## START
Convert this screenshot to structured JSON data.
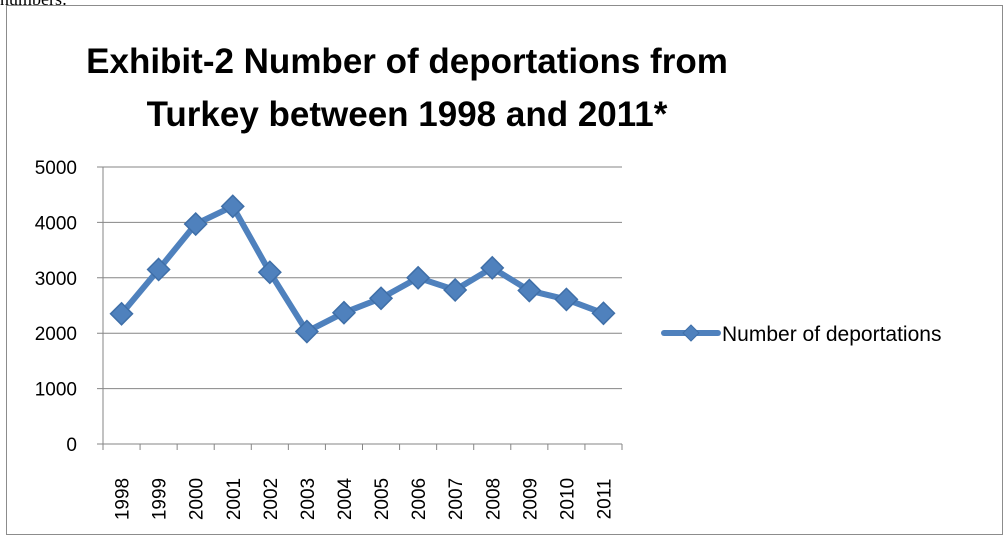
{
  "page": {
    "top_text": "numbers:"
  },
  "chart_data": {
    "type": "line",
    "title_lines": [
      "Exhibit-2 Number of deportations from",
      "Turkey between 1998 and 2011*"
    ],
    "xlabel": "",
    "ylabel": "",
    "categories": [
      "1998",
      "1999",
      "2000",
      "2001",
      "2002",
      "2003",
      "2004",
      "2005",
      "2006",
      "2007",
      "2008",
      "2009",
      "2010",
      "2011"
    ],
    "series": [
      {
        "name": "Number of deportations",
        "values": [
          2350,
          3150,
          3970,
          4290,
          3100,
          2030,
          2370,
          2630,
          3000,
          2780,
          3180,
          2770,
          2610,
          2360
        ]
      }
    ],
    "ylim": [
      0,
      5000
    ],
    "yticks": [
      0,
      1000,
      2000,
      3000,
      4000,
      5000
    ],
    "grid": "horizontal",
    "legend_position": "right",
    "colors": {
      "series": "#4f81bd",
      "marker_stroke": "#3f6fa8",
      "grid": "#868686"
    }
  }
}
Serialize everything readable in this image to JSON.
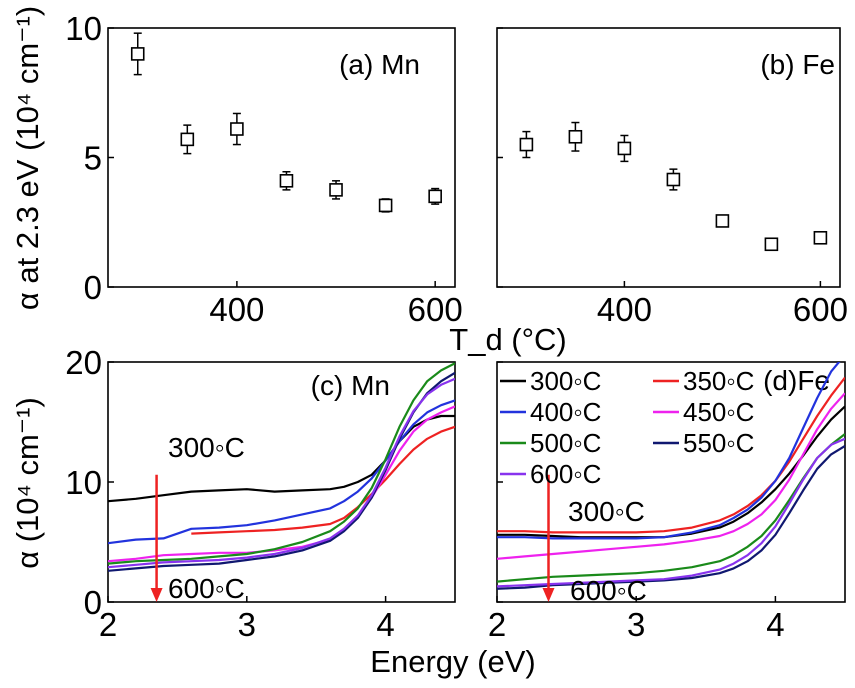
{
  "figure": {
    "shared_ylabel_top": "α at 2.3 eV (10⁴ cm⁻¹)",
    "shared_xlabel_top": "T_d (°C)",
    "shared_ylabel_bottom": "α (10⁴ cm⁻¹)",
    "shared_xlabel_bottom": "Energy (eV)"
  },
  "chart_data": [
    {
      "type": "scatter",
      "panel": "a",
      "annotation": "(a) Mn",
      "xlabel": "T_d (°C)",
      "ylabel": "α at 2.3 eV (10⁴ cm⁻¹)",
      "xlim": [
        270,
        620
      ],
      "ylim": [
        0,
        10
      ],
      "xticks": [
        400,
        600
      ],
      "xtick_labels": [
        "400",
        "600"
      ],
      "yticks": [
        0,
        5,
        10
      ],
      "ytick_labels": [
        "0",
        "5",
        "10"
      ],
      "marker": "open-square",
      "series": [
        {
          "x": [
            300,
            350,
            400,
            450,
            500,
            550,
            600
          ],
          "y": [
            9.0,
            5.7,
            6.1,
            4.1,
            3.75,
            3.15,
            3.5
          ],
          "yerr": [
            0.8,
            0.55,
            0.6,
            0.35,
            0.35,
            0.25,
            0.3
          ]
        }
      ]
    },
    {
      "type": "scatter",
      "panel": "b",
      "annotation": "(b) Fe",
      "xlabel": "T_d (°C)",
      "xlim": [
        270,
        620
      ],
      "ylim": [
        0,
        10
      ],
      "xticks": [
        400,
        600
      ],
      "xtick_labels": [
        "400",
        "600"
      ],
      "yticks": [
        0,
        5,
        10
      ],
      "marker": "open-square",
      "series": [
        {
          "x": [
            300,
            350,
            400,
            450,
            500,
            550,
            600
          ],
          "y": [
            5.5,
            5.8,
            5.35,
            4.15,
            2.55,
            1.65,
            1.9
          ],
          "yerr": [
            0.5,
            0.55,
            0.5,
            0.4,
            0.15,
            0.2,
            0.2
          ]
        }
      ]
    },
    {
      "type": "line",
      "panel": "c",
      "annotation": "(c) Mn",
      "xlabel": "Energy (eV)",
      "ylabel": "α (10⁴ cm⁻¹)",
      "xlim": [
        2.0,
        4.5
      ],
      "ylim": [
        0,
        20
      ],
      "xticks": [
        2,
        3,
        4
      ],
      "xtick_labels": [
        "2",
        "3",
        "4"
      ],
      "yticks": [
        0,
        10,
        20
      ],
      "ytick_labels": [
        "0",
        "10",
        "20"
      ],
      "labels": {
        "upper": "300◦C",
        "lower": "600◦C"
      },
      "arrow": {
        "x": 2.35,
        "from": 10.6,
        "to": 0,
        "color": "#ee2222"
      },
      "x": [
        2.0,
        2.2,
        2.4,
        2.6,
        2.8,
        3.0,
        3.2,
        3.4,
        3.6,
        3.7,
        3.8,
        3.9,
        4.0,
        4.1,
        4.2,
        4.3,
        4.4,
        4.5
      ],
      "series": [
        {
          "name": "300◦C",
          "color": "#000000",
          "values": [
            8.4,
            8.6,
            8.9,
            9.2,
            9.3,
            9.4,
            9.2,
            9.3,
            9.4,
            9.6,
            10.0,
            10.6,
            11.8,
            13.4,
            14.6,
            15.2,
            15.5,
            15.5
          ]
        },
        {
          "name": "350◦C",
          "color": "#ee2222",
          "values": [
            null,
            null,
            null,
            5.7,
            5.8,
            5.9,
            6.0,
            6.2,
            6.5,
            7.0,
            7.9,
            9.0,
            10.2,
            11.5,
            12.7,
            13.6,
            14.2,
            14.6
          ]
        },
        {
          "name": "400◦C",
          "color": "#2233dd",
          "values": [
            4.9,
            5.2,
            5.3,
            6.1,
            6.2,
            6.4,
            6.8,
            7.3,
            7.8,
            8.4,
            9.2,
            10.3,
            11.8,
            13.4,
            14.8,
            15.8,
            16.4,
            16.8
          ]
        },
        {
          "name": "450◦C",
          "color": "#ee22ee",
          "values": [
            3.4,
            3.6,
            3.9,
            4.0,
            4.1,
            4.1,
            4.3,
            4.6,
            5.2,
            6.0,
            7.1,
            8.7,
            10.6,
            12.6,
            14.2,
            15.2,
            15.8,
            16.3
          ]
        },
        {
          "name": "500◦C",
          "color": "#1a8a1a",
          "values": [
            3.2,
            3.4,
            3.5,
            3.6,
            3.8,
            4.0,
            4.4,
            5.0,
            5.9,
            6.7,
            7.8,
            9.5,
            11.9,
            14.6,
            16.8,
            18.4,
            19.3,
            19.9
          ]
        },
        {
          "name": "550◦C",
          "color": "#101870",
          "values": [
            2.6,
            2.8,
            3.0,
            3.1,
            3.2,
            3.5,
            3.8,
            4.3,
            5.1,
            5.9,
            7.0,
            8.7,
            11.0,
            13.6,
            15.8,
            17.4,
            18.4,
            19.1
          ]
        },
        {
          "name": "600◦C",
          "color": "#8833ee",
          "values": [
            2.9,
            3.1,
            3.3,
            3.4,
            3.5,
            3.7,
            4.0,
            4.5,
            5.3,
            6.1,
            7.2,
            8.9,
            11.2,
            13.8,
            15.9,
            17.3,
            18.1,
            18.6
          ]
        }
      ]
    },
    {
      "type": "line",
      "panel": "d",
      "annotation": "(d)Fe",
      "xlabel": "Energy (eV)",
      "xlim": [
        2.0,
        4.5
      ],
      "ylim": [
        0,
        20
      ],
      "xticks": [
        2,
        3,
        4
      ],
      "xtick_labels": [
        "2",
        "3",
        "4"
      ],
      "yticks": [
        0,
        10,
        20
      ],
      "labels": {
        "upper": "300◦C",
        "lower": "600◦C"
      },
      "arrow": {
        "x": 2.37,
        "from": 10.6,
        "to": 0,
        "color": "#ee2222"
      },
      "legend": {
        "position": "top-left",
        "entries": [
          {
            "label": "300◦C",
            "color": "#000000"
          },
          {
            "label": "350◦C",
            "color": "#ee2222"
          },
          {
            "label": "400◦C",
            "color": "#2233dd"
          },
          {
            "label": "450◦C",
            "color": "#ee22ee"
          },
          {
            "label": "500◦C",
            "color": "#1a8a1a"
          },
          {
            "label": "550◦C",
            "color": "#101870"
          },
          {
            "label": "600◦C",
            "color": "#8833ee"
          }
        ]
      },
      "x": [
        2.0,
        2.2,
        2.4,
        2.6,
        2.8,
        3.0,
        3.2,
        3.4,
        3.6,
        3.7,
        3.8,
        3.9,
        4.0,
        4.1,
        4.2,
        4.3,
        4.4,
        4.5
      ],
      "series": [
        {
          "name": "300◦C",
          "color": "#000000",
          "values": [
            5.6,
            5.6,
            5.5,
            5.4,
            5.4,
            5.4,
            5.4,
            5.7,
            6.2,
            6.7,
            7.4,
            8.3,
            9.4,
            10.7,
            12.2,
            13.8,
            15.2,
            16.3
          ]
        },
        {
          "name": "350◦C",
          "color": "#ee2222",
          "values": [
            5.9,
            5.9,
            5.8,
            5.8,
            5.8,
            5.8,
            5.9,
            6.2,
            6.8,
            7.3,
            8.0,
            8.9,
            10.1,
            11.7,
            13.6,
            15.5,
            17.2,
            18.7
          ]
        },
        {
          "name": "400◦C",
          "color": "#2233dd",
          "values": [
            5.4,
            5.4,
            5.3,
            5.3,
            5.3,
            5.3,
            5.4,
            5.8,
            6.4,
            7.0,
            7.7,
            8.7,
            10.1,
            12.0,
            14.5,
            17.0,
            19.2,
            20.6
          ]
        },
        {
          "name": "450◦C",
          "color": "#ee22ee",
          "values": [
            3.6,
            3.8,
            4.0,
            4.2,
            4.4,
            4.6,
            4.8,
            5.1,
            5.5,
            5.9,
            6.5,
            7.3,
            8.5,
            10.2,
            12.3,
            14.4,
            16.1,
            17.4
          ]
        },
        {
          "name": "500◦C",
          "color": "#1a8a1a",
          "values": [
            1.7,
            1.9,
            2.1,
            2.2,
            2.3,
            2.4,
            2.6,
            2.9,
            3.4,
            3.9,
            4.6,
            5.5,
            6.8,
            8.5,
            10.3,
            12.0,
            13.1,
            14.0
          ]
        },
        {
          "name": "550◦C",
          "color": "#101870",
          "values": [
            1.1,
            1.2,
            1.4,
            1.5,
            1.6,
            1.7,
            1.8,
            2.0,
            2.4,
            2.8,
            3.4,
            4.3,
            5.6,
            7.4,
            9.3,
            11.1,
            12.3,
            13.0
          ]
        },
        {
          "name": "600◦C",
          "color": "#8833ee",
          "values": [
            1.3,
            1.4,
            1.5,
            1.6,
            1.7,
            1.8,
            1.9,
            2.2,
            2.7,
            3.2,
            3.9,
            4.9,
            6.3,
            8.2,
            10.2,
            12.0,
            13.1,
            13.6
          ]
        }
      ]
    }
  ]
}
## END
**EXERCISE AIM**. Report each line in the preceding entries that holds the string "this".

**EXERCISE RESULT**.
Convert this screenshot to structured JSON data.
Serialize everything readable in this image to JSON.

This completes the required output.